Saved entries

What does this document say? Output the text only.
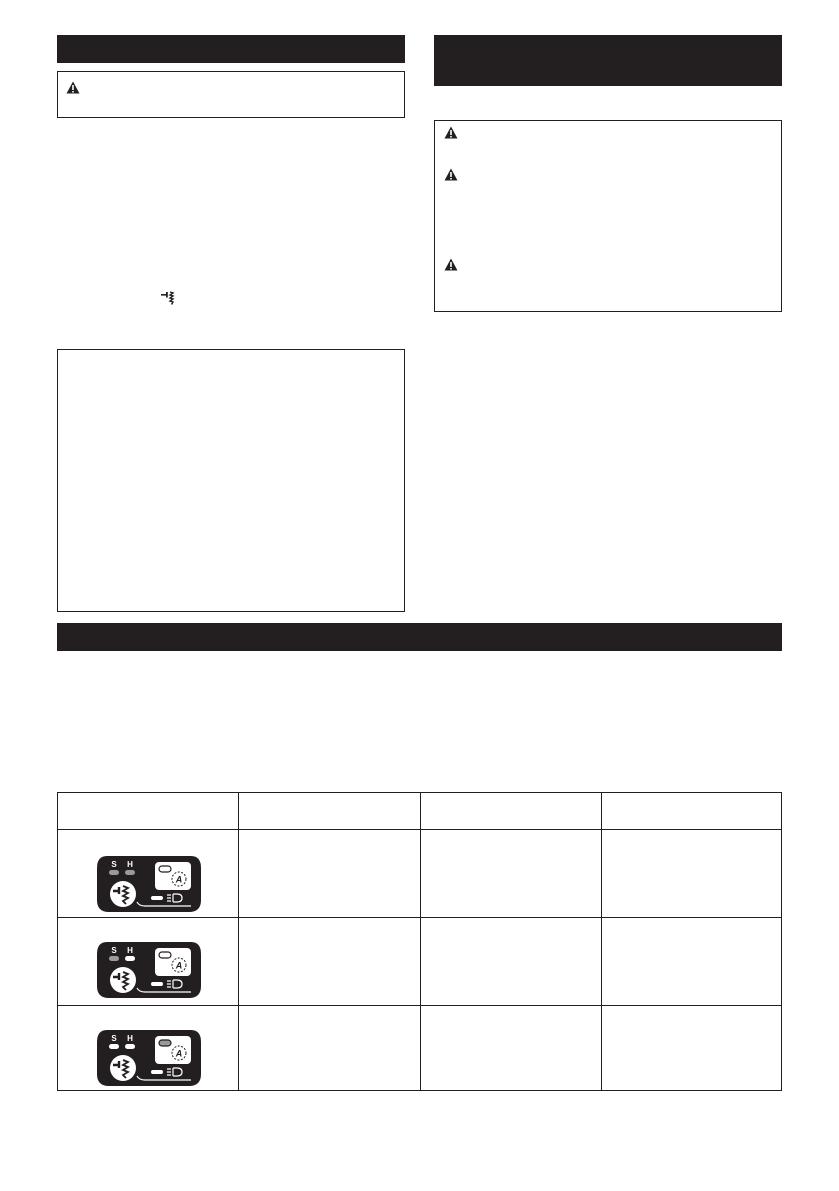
S H
A
S H
A
S H
A
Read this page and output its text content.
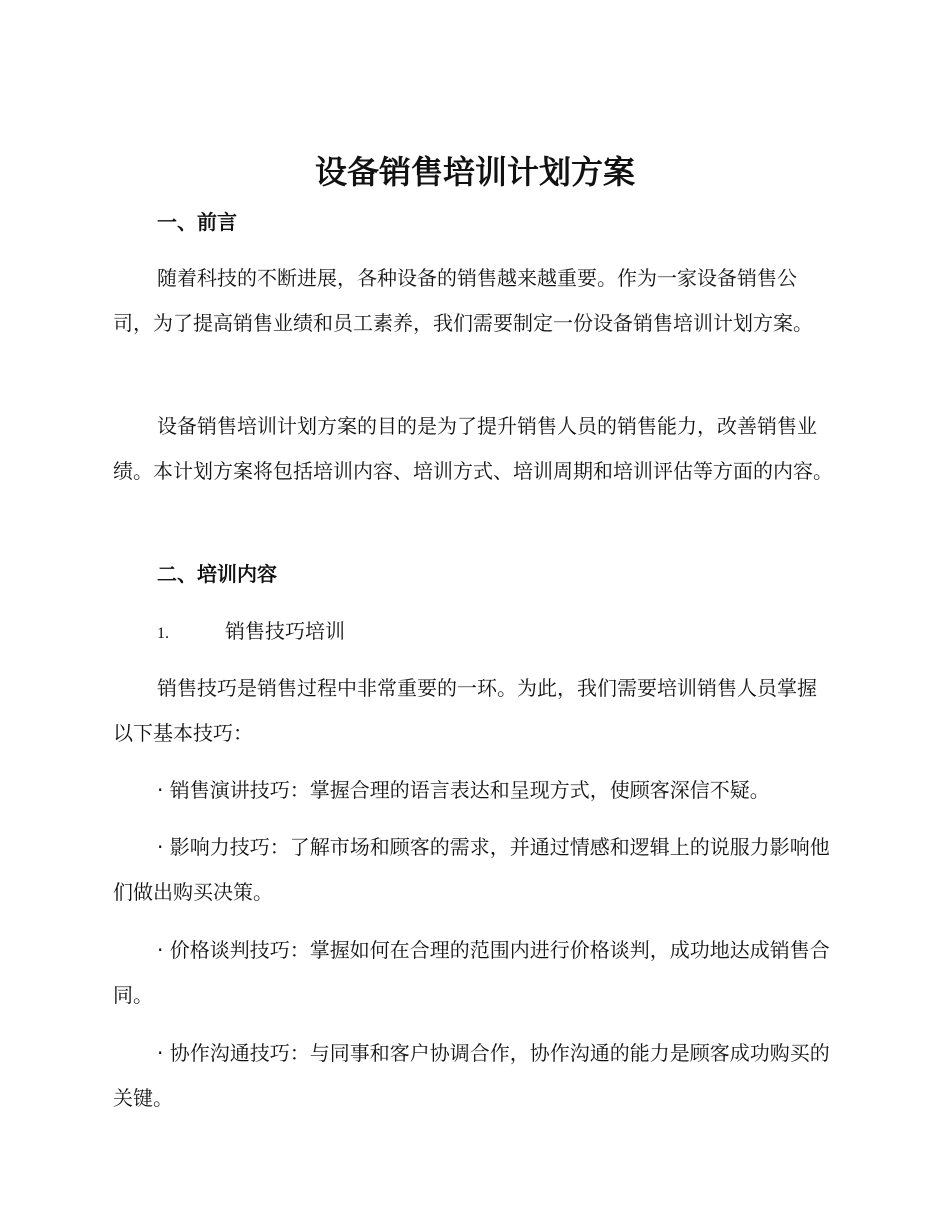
设备销售培训计划方案
一、前言

随着科技的不断进展，各种设备的销售越来越重要。作为一家设备销售公司，为了提高销售业绩和员工素养，我们需要制定一份设备销售培训计划方案。

设备销售培训计划方案的目的是为了提升销售人员的销售能力，改善销售业绩。本计划方案将包括培训内容、培训方式、培训周期和培训评估等方面的内容。

二、培训内容
1.	销售技巧培训

销售技巧是销售过程中非常重要的一环。为此，我们需要培训销售人员掌握以下基本技巧：

· 销售演讲技巧：掌握合理的语言表达和呈现方式，使顾客深信不疑。

· 影响力技巧：了解市场和顾客的需求，并通过情感和逻辑上的说服力影响他们做出购买决策。

· 价格谈判技巧：掌握如何在合理的范围内进行价格谈判，成功地达成销售合同。

· 协作沟通技巧：与同事和客户协调合作，协作沟通的能力是顾客成功购买的关键。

Written problem ::
All lines in the data that contain the word "text" should be copied.

Written answer ::
What does this document say? Output the text only.
Read this page and output its text content.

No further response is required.